◆ **DATA FOR ANALYSIS**
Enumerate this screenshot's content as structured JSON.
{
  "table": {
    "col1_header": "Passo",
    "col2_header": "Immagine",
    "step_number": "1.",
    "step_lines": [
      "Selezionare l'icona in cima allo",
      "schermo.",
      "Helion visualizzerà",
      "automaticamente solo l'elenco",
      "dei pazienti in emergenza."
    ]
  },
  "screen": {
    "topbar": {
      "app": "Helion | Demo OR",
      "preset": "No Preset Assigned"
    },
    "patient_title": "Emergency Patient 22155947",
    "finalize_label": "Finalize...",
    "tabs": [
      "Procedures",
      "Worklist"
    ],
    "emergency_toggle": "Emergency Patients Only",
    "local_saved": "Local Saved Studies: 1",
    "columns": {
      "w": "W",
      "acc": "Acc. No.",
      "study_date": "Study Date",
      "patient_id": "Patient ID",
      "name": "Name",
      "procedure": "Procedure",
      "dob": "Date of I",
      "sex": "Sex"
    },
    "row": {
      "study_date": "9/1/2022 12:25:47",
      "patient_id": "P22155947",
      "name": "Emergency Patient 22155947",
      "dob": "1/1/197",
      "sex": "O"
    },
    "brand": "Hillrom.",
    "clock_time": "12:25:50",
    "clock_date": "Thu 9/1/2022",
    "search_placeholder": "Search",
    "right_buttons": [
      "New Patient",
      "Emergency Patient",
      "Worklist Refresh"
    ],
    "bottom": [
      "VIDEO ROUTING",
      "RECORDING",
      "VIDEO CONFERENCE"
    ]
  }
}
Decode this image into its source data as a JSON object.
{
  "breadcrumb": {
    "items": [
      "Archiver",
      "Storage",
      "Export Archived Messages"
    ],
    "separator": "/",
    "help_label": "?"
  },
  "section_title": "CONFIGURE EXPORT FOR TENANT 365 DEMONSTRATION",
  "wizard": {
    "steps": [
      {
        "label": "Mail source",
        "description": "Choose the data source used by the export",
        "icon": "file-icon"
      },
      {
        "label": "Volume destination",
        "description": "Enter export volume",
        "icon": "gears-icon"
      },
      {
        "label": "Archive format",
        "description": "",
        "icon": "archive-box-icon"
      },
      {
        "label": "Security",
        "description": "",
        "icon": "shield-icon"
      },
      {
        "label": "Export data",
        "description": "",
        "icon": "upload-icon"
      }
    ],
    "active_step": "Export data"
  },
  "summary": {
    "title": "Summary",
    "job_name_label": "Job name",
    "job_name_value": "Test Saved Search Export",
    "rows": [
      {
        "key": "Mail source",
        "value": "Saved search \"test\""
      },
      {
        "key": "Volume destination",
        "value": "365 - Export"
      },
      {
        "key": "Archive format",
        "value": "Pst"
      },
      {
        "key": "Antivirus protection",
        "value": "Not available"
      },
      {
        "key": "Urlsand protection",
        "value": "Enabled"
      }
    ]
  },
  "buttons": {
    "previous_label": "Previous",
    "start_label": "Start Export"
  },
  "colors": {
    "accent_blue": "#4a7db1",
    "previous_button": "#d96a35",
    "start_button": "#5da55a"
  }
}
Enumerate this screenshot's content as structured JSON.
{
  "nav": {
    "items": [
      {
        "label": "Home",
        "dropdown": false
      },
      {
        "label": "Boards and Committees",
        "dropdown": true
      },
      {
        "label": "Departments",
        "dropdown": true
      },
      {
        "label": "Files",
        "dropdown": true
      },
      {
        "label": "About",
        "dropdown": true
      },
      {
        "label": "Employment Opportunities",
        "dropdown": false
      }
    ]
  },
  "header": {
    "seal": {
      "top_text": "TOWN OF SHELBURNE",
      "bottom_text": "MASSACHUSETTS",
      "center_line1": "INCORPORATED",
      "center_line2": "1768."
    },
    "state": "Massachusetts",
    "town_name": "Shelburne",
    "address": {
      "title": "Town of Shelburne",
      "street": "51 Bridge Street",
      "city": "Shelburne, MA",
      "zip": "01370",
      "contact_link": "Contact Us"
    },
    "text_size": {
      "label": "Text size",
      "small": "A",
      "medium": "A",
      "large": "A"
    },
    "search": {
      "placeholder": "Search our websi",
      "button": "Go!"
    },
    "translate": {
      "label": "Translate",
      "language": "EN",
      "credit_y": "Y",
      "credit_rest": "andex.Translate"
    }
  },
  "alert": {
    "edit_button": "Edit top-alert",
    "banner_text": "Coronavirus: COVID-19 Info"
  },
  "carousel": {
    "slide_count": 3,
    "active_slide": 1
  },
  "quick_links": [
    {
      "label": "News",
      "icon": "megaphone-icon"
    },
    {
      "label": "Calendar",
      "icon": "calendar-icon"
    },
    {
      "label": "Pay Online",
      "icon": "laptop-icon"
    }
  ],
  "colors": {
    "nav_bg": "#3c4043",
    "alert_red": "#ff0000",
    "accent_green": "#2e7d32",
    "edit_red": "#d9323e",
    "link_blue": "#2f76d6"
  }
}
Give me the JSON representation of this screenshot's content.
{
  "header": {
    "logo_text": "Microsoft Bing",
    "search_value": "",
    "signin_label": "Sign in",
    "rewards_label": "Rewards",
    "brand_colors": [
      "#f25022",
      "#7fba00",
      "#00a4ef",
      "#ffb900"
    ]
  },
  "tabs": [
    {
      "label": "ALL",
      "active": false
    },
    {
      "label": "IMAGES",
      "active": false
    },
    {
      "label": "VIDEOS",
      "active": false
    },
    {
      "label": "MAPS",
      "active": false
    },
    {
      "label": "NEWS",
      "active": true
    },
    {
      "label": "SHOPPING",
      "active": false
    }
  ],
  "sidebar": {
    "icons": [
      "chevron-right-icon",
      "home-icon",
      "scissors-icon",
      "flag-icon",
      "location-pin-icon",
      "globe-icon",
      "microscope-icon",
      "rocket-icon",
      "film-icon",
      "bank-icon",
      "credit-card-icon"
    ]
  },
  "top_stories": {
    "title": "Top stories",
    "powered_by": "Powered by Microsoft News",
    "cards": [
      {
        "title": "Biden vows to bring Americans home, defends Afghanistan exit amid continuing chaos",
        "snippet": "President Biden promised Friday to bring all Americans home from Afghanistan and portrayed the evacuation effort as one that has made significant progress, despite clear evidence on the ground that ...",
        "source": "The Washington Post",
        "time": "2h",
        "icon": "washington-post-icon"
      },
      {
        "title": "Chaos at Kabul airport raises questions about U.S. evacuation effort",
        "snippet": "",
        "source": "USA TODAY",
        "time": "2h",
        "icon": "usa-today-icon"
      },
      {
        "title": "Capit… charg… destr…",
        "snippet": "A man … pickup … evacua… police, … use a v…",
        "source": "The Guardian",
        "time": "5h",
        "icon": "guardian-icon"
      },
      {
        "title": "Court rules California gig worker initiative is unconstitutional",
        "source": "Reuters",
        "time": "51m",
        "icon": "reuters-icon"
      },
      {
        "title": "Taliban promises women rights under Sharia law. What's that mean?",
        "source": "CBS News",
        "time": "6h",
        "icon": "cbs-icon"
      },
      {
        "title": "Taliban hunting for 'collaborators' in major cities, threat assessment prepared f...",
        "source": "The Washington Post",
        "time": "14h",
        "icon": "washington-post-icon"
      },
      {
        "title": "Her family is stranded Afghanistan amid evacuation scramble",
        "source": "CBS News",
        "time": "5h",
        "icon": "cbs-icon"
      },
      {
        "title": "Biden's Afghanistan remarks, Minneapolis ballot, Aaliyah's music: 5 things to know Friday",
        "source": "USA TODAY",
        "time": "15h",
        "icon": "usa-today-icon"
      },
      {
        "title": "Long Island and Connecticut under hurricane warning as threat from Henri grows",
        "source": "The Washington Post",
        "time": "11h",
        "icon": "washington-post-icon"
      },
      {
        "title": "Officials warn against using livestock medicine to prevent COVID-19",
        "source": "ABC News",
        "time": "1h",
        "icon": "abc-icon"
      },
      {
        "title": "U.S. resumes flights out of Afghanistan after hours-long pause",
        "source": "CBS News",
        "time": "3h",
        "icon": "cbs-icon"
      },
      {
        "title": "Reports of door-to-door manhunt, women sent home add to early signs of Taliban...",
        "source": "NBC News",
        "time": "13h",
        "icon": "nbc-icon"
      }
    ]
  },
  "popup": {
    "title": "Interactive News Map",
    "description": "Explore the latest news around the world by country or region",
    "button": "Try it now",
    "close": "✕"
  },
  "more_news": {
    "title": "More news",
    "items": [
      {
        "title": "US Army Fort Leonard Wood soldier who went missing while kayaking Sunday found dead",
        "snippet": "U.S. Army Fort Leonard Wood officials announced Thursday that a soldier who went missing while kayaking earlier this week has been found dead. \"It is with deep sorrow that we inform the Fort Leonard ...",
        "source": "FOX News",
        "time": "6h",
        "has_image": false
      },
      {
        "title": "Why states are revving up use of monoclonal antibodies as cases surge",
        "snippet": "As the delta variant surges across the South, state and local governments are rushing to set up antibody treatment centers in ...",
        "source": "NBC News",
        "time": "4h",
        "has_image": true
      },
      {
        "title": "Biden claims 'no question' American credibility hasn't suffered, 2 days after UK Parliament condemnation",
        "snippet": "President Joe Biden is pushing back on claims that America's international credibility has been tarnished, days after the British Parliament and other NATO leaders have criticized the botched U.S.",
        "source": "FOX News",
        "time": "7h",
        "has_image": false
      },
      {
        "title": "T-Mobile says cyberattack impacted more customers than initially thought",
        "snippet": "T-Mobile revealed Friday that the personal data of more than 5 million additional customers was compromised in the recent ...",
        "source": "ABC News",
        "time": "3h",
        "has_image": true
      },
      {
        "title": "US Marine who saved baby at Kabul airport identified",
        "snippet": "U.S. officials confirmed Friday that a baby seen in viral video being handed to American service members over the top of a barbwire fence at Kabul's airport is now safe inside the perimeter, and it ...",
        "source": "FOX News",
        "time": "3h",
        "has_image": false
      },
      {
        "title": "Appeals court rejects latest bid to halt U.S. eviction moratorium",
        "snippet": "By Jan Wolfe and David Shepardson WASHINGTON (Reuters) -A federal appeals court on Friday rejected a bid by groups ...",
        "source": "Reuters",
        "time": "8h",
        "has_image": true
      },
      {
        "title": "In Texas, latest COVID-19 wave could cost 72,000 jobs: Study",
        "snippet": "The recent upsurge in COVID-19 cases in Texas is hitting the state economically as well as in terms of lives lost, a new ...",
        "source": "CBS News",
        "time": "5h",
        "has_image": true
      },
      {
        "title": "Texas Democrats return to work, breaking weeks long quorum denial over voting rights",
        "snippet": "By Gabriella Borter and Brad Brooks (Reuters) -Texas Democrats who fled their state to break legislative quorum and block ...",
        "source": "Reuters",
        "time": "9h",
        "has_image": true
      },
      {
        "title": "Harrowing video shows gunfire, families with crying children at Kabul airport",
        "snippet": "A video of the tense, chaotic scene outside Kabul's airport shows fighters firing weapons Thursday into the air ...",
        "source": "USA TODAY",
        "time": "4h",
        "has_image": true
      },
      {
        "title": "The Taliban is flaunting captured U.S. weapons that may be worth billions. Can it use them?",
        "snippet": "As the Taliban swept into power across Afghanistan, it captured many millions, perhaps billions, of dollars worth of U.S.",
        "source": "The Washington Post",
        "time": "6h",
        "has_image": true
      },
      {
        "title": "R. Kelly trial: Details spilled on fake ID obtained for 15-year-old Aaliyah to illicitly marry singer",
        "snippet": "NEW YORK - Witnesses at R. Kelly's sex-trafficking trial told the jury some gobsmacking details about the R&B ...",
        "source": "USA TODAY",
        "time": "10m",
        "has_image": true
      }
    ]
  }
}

◆ **TASK REQUIREMENTS**
Go through the material and copy each line that contains "Aaliyah".

◆ **SOLVED EXERCISE**
        "title": "Biden's Afghanistan remarks, Minneapolis ballot, Aaliyah's music: 5 things to know Friday",
        "title": "R. Kelly trial: Details spilled on fake ID obtained for 15-year-old Aaliyah to illicitly marry singer",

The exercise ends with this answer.